## Stated exercise
The required output is the exact sequence of lines from the line holding "Transcribe this image's" to the end of the records, inclusive.
□ □ □ □ □ □ □
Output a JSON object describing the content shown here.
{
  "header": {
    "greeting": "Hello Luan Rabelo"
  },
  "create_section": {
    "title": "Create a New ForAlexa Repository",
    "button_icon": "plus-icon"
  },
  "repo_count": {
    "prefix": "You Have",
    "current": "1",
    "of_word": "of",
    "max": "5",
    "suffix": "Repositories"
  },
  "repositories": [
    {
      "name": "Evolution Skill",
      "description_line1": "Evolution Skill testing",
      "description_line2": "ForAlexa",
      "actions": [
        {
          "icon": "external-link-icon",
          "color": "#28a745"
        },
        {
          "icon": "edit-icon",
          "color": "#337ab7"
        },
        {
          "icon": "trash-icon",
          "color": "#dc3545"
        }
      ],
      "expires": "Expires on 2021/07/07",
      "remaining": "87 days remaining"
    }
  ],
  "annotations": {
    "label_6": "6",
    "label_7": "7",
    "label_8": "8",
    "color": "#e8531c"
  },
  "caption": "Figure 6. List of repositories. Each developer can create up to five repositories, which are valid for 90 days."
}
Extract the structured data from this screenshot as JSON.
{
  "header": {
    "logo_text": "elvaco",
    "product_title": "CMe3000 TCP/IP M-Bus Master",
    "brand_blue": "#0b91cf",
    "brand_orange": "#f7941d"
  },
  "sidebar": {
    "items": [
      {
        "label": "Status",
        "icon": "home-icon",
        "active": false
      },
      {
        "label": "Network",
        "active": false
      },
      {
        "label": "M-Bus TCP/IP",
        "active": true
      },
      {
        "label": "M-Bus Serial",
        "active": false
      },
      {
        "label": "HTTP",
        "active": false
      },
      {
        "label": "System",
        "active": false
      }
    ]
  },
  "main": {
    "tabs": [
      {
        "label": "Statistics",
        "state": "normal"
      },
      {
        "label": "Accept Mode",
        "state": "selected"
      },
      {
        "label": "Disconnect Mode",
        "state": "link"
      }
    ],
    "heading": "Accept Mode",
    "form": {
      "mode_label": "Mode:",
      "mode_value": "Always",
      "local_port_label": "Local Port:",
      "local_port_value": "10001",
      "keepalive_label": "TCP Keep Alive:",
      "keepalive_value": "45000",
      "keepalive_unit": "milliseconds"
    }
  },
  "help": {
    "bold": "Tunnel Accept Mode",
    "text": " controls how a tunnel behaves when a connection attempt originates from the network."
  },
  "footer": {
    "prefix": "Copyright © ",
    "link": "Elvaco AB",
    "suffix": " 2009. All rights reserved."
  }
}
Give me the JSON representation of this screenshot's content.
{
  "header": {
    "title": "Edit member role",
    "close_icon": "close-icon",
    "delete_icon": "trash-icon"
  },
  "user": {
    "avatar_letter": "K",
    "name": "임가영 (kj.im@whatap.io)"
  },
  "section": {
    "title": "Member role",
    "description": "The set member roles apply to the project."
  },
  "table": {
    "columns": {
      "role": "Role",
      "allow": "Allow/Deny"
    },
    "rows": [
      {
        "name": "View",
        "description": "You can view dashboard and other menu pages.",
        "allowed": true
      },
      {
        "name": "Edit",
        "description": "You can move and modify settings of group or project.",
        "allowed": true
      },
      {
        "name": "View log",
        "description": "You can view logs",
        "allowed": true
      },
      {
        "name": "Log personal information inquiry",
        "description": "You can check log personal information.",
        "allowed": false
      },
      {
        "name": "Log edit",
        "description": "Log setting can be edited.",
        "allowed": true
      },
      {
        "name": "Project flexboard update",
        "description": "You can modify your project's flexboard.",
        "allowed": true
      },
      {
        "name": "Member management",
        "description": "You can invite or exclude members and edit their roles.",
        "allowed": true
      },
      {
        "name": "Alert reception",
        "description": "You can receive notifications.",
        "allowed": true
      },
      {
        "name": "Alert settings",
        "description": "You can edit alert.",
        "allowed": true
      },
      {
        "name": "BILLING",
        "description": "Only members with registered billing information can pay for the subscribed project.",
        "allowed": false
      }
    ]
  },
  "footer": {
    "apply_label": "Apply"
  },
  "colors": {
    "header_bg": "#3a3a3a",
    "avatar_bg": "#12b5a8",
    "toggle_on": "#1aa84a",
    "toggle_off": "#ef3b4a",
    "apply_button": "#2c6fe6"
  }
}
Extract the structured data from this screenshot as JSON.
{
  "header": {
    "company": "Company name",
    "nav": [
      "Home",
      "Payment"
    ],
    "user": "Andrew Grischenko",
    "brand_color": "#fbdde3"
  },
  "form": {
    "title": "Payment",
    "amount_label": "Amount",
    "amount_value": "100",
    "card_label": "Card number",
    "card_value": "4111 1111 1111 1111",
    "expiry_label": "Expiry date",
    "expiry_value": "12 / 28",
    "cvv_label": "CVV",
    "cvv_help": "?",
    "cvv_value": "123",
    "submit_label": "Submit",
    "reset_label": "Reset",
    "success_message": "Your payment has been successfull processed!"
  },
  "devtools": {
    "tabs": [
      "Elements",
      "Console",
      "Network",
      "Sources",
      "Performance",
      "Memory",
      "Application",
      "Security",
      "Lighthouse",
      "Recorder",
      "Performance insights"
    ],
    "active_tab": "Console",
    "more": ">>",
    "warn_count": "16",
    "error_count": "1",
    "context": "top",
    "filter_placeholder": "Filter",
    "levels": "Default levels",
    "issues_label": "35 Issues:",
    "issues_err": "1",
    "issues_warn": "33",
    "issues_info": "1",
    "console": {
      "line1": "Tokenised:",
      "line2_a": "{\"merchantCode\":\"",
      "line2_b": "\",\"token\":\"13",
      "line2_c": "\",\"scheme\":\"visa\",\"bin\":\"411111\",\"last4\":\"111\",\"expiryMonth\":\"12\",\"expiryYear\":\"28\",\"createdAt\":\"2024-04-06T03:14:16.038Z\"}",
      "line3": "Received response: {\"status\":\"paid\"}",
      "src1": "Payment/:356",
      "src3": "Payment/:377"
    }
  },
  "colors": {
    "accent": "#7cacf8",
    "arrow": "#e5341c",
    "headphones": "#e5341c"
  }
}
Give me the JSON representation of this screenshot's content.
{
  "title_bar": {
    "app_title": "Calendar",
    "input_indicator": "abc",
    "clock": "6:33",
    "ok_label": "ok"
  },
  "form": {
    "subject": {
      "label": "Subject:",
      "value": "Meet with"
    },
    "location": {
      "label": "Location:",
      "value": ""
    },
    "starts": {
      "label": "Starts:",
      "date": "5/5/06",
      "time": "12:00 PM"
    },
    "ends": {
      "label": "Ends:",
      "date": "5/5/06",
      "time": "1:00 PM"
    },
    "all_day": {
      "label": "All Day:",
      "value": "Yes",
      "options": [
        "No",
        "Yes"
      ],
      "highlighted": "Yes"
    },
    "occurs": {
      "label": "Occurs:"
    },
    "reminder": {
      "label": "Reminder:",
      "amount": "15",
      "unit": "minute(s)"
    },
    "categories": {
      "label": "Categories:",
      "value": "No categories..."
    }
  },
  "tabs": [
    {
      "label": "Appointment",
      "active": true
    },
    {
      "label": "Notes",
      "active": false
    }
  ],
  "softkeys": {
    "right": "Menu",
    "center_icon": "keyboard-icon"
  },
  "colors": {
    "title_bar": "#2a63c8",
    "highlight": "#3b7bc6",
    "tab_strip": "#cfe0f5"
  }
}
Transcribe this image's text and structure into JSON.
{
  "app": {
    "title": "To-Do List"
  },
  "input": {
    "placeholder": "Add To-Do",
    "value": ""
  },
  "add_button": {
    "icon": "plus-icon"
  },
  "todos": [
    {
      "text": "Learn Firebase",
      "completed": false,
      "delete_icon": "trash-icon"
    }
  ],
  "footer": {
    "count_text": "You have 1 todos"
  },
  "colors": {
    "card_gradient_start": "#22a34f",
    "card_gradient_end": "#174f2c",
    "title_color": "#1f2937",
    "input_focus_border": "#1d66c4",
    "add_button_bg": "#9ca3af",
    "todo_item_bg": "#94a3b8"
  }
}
□ □ □ □ □ □ □
## Correct response
Transcribe this image's text and structure into JSON.
{
  "app": {
    "title": "To-Do List"
  },
  "input": {
    "placeholder": "Add To-Do",
    "value": ""
  },
  "add_button": {
    "icon": "plus-icon"
  },
  "todos": [
    {
      "text": "Learn Firebase",
      "completed": false,
      "delete_icon": "trash-icon"
    }
  ],
  "footer": {
    "count_text": "You have 1 todos"
  },
  "colors": {
    "card_gradient_start": "#22a34f",
    "card_gradient_end": "#174f2c",
    "title_color": "#1f2937",
    "input_focus_border": "#1d66c4",
    "add_button_bg": "#9ca3af",
    "todo_item_bg": "#94a3b8"
  }
}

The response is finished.